» **Given request**
Repeat the data verbatim.

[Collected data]

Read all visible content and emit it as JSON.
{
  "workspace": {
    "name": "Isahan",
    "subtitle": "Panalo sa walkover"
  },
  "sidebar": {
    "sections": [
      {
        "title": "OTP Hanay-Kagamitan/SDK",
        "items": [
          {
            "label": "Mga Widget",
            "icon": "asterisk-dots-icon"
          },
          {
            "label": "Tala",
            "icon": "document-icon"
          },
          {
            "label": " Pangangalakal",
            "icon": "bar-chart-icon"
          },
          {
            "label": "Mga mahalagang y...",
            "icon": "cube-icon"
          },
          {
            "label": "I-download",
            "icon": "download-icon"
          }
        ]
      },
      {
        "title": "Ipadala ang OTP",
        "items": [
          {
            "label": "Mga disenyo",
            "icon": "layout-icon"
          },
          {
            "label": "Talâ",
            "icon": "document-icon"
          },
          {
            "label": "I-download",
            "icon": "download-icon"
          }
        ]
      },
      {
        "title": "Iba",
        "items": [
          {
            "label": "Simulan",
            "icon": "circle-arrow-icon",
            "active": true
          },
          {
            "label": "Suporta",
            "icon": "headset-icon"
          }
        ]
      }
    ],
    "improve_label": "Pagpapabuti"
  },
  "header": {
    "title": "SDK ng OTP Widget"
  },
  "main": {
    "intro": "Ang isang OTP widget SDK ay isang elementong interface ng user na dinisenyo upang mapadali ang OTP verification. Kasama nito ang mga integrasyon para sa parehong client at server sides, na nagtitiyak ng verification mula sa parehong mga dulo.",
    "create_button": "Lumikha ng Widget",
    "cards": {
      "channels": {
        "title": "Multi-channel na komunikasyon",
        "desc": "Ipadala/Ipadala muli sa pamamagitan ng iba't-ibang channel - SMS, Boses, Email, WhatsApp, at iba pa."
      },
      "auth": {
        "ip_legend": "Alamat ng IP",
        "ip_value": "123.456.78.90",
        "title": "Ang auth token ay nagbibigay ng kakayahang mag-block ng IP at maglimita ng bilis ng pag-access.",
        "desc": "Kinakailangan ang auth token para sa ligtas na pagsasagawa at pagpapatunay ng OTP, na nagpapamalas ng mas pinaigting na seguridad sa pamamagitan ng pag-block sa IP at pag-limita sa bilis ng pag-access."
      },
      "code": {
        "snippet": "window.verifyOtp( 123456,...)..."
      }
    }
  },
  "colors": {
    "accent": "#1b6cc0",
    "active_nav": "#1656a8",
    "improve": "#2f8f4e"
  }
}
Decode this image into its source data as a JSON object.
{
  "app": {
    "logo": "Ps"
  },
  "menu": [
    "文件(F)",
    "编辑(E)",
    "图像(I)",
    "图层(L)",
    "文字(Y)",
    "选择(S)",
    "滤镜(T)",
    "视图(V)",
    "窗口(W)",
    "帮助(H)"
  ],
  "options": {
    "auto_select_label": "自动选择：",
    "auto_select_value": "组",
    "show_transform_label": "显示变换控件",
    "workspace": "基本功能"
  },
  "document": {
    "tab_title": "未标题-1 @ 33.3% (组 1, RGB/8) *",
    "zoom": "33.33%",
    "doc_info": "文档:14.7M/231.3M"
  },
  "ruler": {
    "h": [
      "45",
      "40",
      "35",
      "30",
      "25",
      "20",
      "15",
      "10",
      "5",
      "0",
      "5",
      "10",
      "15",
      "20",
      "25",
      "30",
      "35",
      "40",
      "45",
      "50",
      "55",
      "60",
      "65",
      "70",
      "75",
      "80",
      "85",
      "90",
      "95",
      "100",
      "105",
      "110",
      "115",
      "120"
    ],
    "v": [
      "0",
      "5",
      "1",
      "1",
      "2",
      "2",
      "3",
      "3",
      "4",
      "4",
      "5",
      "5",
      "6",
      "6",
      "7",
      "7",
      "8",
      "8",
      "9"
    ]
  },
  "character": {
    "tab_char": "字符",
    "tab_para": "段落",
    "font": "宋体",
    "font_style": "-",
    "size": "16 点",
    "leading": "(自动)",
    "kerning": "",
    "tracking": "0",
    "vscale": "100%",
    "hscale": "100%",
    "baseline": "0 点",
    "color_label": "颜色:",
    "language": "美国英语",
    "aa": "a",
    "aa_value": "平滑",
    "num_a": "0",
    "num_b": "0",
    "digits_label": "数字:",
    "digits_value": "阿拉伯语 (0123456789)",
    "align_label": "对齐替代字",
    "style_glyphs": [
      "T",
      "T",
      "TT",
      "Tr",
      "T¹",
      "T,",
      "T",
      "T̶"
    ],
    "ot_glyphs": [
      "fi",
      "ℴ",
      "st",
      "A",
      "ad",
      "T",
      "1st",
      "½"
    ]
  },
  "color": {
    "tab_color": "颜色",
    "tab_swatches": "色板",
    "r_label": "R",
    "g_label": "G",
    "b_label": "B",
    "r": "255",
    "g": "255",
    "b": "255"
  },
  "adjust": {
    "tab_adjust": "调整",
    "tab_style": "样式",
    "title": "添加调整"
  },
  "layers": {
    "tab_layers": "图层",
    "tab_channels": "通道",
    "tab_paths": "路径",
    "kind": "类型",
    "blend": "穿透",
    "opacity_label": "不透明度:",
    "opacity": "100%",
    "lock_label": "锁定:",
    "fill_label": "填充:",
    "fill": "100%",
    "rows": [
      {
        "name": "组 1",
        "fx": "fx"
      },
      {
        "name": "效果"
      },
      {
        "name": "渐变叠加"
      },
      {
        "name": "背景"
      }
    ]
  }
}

» **Response below**
Read all visible content and emit it as JSON.
{
  "workspace": {
    "name": "Isahan",
    "subtitle": "Panalo sa walkover"
  },
  "sidebar": {
    "sections": [
      {
        "title": "OTP Hanay-Kagamitan/SDK",
        "items": [
          {
            "label": "Mga Widget",
            "icon": "asterisk-dots-icon"
          },
          {
            "label": "Tala",
            "icon": "document-icon"
          },
          {
            "label": " Pangangalakal",
            "icon": "bar-chart-icon"
          },
          {
            "label": "Mga mahalagang y...",
            "icon": "cube-icon"
          },
          {
            "label": "I-download",
            "icon": "download-icon"
          }
        ]
      },
      {
        "title": "Ipadala ang OTP",
        "items": [
          {
            "label": "Mga disenyo",
            "icon": "layout-icon"
          },
          {
            "label": "Talâ",
            "icon": "document-icon"
          },
          {
            "label": "I-download",
            "icon": "download-icon"
          }
        ]
      },
      {
        "title": "Iba",
        "items": [
          {
            "label": "Simulan",
            "icon": "circle-arrow-icon",
            "active": true
          },
          {
            "label": "Suporta",
            "icon": "headset-icon"
          }
        ]
      }
    ],
    "improve_label": "Pagpapabuti"
  },
  "header": {
    "title": "SDK ng OTP Widget"
  },
  "main": {
    "intro": "Ang isang OTP widget SDK ay isang elementong interface ng user na dinisenyo upang mapadali ang OTP verification. Kasama nito ang mga integrasyon para sa parehong client at server sides, na nagtitiyak ng verification mula sa parehong mga dulo.",
    "create_button": "Lumikha ng Widget",
    "cards": {
      "channels": {
        "title": "Multi-channel na komunikasyon",
        "desc": "Ipadala/Ipadala muli sa pamamagitan ng iba't-ibang channel - SMS, Boses, Email, WhatsApp, at iba pa."
      },
      "auth": {
        "ip_legend": "Alamat ng IP",
        "ip_value": "123.456.78.90",
        "title": "Ang auth token ay nagbibigay ng kakayahang mag-block ng IP at maglimita ng bilis ng pag-access.",
        "desc": "Kinakailangan ang auth token para sa ligtas na pagsasagawa at pagpapatunay ng OTP, na nagpapamalas ng mas pinaigting na seguridad sa pamamagitan ng pag-block sa IP at pag-limita sa bilis ng pag-access."
      },
      "code": {
        "snippet": "window.verifyOtp( 123456,...)..."
      }
    }
  },
  "colors": {
    "accent": "#1b6cc0",
    "active_nav": "#1656a8",
    "improve": "#2f8f4e"
  }
}
Decode this image into its source data as a JSON object.
{
  "app": {
    "logo": "Ps"
  },
  "menu": [
    "文件(F)",
    "编辑(E)",
    "图像(I)",
    "图层(L)",
    "文字(Y)",
    "选择(S)",
    "滤镜(T)",
    "视图(V)",
    "窗口(W)",
    "帮助(H)"
  ],
  "options": {
    "auto_select_label": "自动选择：",
    "auto_select_value": "组",
    "show_transform_label": "显示变换控件",
    "workspace": "基本功能"
  },
  "document": {
    "tab_title": "未标题-1 @ 33.3% (组 1, RGB/8) *",
    "zoom": "33.33%",
    "doc_info": "文档:14.7M/231.3M"
  },
  "ruler": {
    "h": [
      "45",
      "40",
      "35",
      "30",
      "25",
      "20",
      "15",
      "10",
      "5",
      "0",
      "5",
      "10",
      "15",
      "20",
      "25",
      "30",
      "35",
      "40",
      "45",
      "50",
      "55",
      "60",
      "65",
      "70",
      "75",
      "80",
      "85",
      "90",
      "95",
      "100",
      "105",
      "110",
      "115",
      "120"
    ],
    "v": [
      "0",
      "5",
      "1",
      "1",
      "2",
      "2",
      "3",
      "3",
      "4",
      "4",
      "5",
      "5",
      "6",
      "6",
      "7",
      "7",
      "8",
      "8",
      "9"
    ]
  },
  "character": {
    "tab_char": "字符",
    "tab_para": "段落",
    "font": "宋体",
    "font_style": "-",
    "size": "16 点",
    "leading": "(自动)",
    "kerning": "",
    "tracking": "0",
    "vscale": "100%",
    "hscale": "100%",
    "baseline": "0 点",
    "color_label": "颜色:",
    "language": "美国英语",
    "aa": "a",
    "aa_value": "平滑",
    "num_a": "0",
    "num_b": "0",
    "digits_label": "数字:",
    "digits_value": "阿拉伯语 (0123456789)",
    "align_label": "对齐替代字",
    "style_glyphs": [
      "T",
      "T",
      "TT",
      "Tr",
      "T¹",
      "T,",
      "T",
      "T̶"
    ],
    "ot_glyphs": [
      "fi",
      "ℴ",
      "st",
      "A",
      "ad",
      "T",
      "1st",
      "½"
    ]
  },
  "color": {
    "tab_color": "颜色",
    "tab_swatches": "色板",
    "r_label": "R",
    "g_label": "G",
    "b_label": "B",
    "r": "255",
    "g": "255",
    "b": "255"
  },
  "adjust": {
    "tab_adjust": "调整",
    "tab_style": "样式",
    "title": "添加调整"
  },
  "layers": {
    "tab_layers": "图层",
    "tab_channels": "通道",
    "tab_paths": "路径",
    "kind": "类型",
    "blend": "穿透",
    "opacity_label": "不透明度:",
    "opacity": "100%",
    "lock_label": "锁定:",
    "fill_label": "填充:",
    "fill": "100%",
    "rows": [
      {
        "name": "组 1",
        "fx": "fx"
      },
      {
        "name": "效果"
      },
      {
        "name": "渐变叠加"
      },
      {
        "name": "背景"
      }
    ]
  }
}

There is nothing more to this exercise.